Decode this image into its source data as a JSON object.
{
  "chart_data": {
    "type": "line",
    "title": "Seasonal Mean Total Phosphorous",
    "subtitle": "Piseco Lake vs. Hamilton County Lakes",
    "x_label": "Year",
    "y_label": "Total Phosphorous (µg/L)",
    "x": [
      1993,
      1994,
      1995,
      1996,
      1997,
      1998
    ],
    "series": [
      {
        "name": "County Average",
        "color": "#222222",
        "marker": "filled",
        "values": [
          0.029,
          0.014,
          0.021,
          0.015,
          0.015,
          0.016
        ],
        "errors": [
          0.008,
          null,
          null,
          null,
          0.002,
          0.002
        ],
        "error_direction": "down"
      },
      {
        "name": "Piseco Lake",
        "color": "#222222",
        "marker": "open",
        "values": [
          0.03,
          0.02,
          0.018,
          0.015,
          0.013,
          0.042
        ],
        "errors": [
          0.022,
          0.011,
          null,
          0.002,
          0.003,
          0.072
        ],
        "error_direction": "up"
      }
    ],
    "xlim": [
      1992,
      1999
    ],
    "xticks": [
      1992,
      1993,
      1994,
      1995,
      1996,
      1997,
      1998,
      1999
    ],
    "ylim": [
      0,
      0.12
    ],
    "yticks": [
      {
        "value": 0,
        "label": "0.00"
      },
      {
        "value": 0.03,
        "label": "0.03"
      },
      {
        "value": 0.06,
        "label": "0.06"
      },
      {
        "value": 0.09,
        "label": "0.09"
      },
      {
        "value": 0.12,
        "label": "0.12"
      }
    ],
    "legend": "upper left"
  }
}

- - - - -

TASK DIRECTIONS:
Would you give the material above again, complete and exact?

EXPECTED ANSWER:
Decode this image into its source data as a JSON object.
{
  "chart_data": {
    "type": "line",
    "title": "Seasonal Mean Total Phosphorous",
    "subtitle": "Piseco Lake vs. Hamilton County Lakes",
    "x_label": "Year",
    "y_label": "Total Phosphorous (µg/L)",
    "x": [
      1993,
      1994,
      1995,
      1996,
      1997,
      1998
    ],
    "series": [
      {
        "name": "County Average",
        "color": "#222222",
        "marker": "filled",
        "values": [
          0.029,
          0.014,
          0.021,
          0.015,
          0.015,
          0.016
        ],
        "errors": [
          0.008,
          null,
          null,
          null,
          0.002,
          0.002
        ],
        "error_direction": "down"
      },
      {
        "name": "Piseco Lake",
        "color": "#222222",
        "marker": "open",
        "values": [
          0.03,
          0.02,
          0.018,
          0.015,
          0.013,
          0.042
        ],
        "errors": [
          0.022,
          0.011,
          null,
          0.002,
          0.003,
          0.072
        ],
        "error_direction": "up"
      }
    ],
    "xlim": [
      1992,
      1999
    ],
    "xticks": [
      1992,
      1993,
      1994,
      1995,
      1996,
      1997,
      1998,
      1999
    ],
    "ylim": [
      0,
      0.12
    ],
    "yticks": [
      {
        "value": 0,
        "label": "0.00"
      },
      {
        "value": 0.03,
        "label": "0.03"
      },
      {
        "value": 0.06,
        "label": "0.06"
      },
      {
        "value": 0.09,
        "label": "0.09"
      },
      {
        "value": 0.12,
        "label": "0.12"
      }
    ],
    "legend": "upper left"
  }
}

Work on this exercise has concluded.